## EXCERPTED RECORDS
================================
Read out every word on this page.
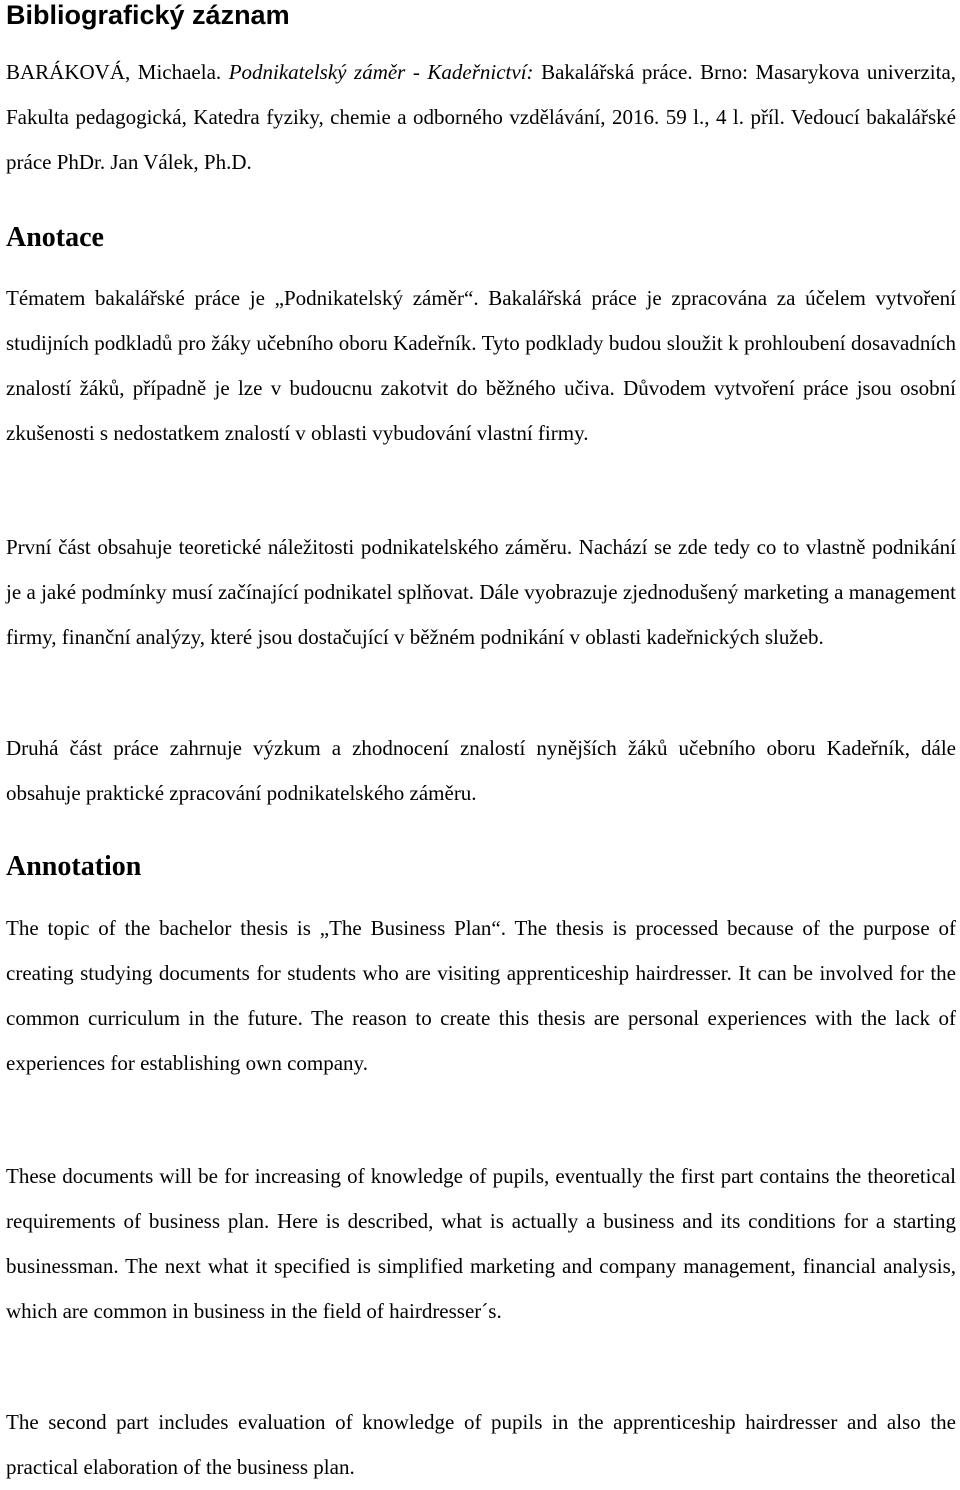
Bibliografický záznam

BARÁKOVÁ, Michaela. Podnikatelský záměr - Kadeřnictví: Bakalářská práce. Brno: Masarykova univerzita, Fakulta pedagogická, Katedra fyziky, chemie a odborného vzdělávání, 2016. 59 l., 4 l. příl. Vedoucí bakalářské práce PhDr. Jan Válek, Ph.D.

Anotace

Tématem bakalářské práce je „Podnikatelský záměr“. Bakalářská práce je zpracována za účelem vytvoření studijních podkladů pro žáky učebního oboru Kadeřník. Tyto podklady budou sloužit k prohloubení dosavadních znalostí žáků, případně je lze v budoucnu zakotvit do běžného učiva. Důvodem vytvoření práce jsou osobní zkušenosti s nedostatkem znalostí v oblasti vybudování vlastní firmy.

První část obsahuje teoretické náležitosti podnikatelského záměru. Nachází se zde tedy co to vlastně podnikání je a jaké podmínky musí začínající podnikatel splňovat. Dále vyobrazuje zjednodušený marketing a management firmy, finanční analýzy, které jsou dostačující v běžném podnikání v oblasti kadeřnických služeb.

Druhá část práce zahrnuje výzkum a zhodnocení znalostí nynějších žáků učebního oboru Kadeřník, dále obsahuje praktické zpracování podnikatelského záměru.

Annotation

The topic of the bachelor thesis is „The Business Plan“. The thesis is processed because of the purpose of creating studying documents for students who are visiting apprenticeship hairdresser. It can be involved for the common curriculum in the future. The reason to create this thesis are personal experiences with the lack of experiences for establishing own company.

These documents will be for increasing of knowledge of pupils, eventually the first part contains the theoretical requirements of business plan. Here is described, what is actually a business and its conditions for a starting businessman. The next what it specified is simplified marketing and company management, financial analysis, which are common in business in the field of hairdresser´s.

The second part includes evaluation of knowledge of pupils in the apprenticeship hairdresser and also the practical elaboration of the business plan.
================================
Check each line of the data above for the word "apprenticeship" and say how many lines have it. Give the number alone.

2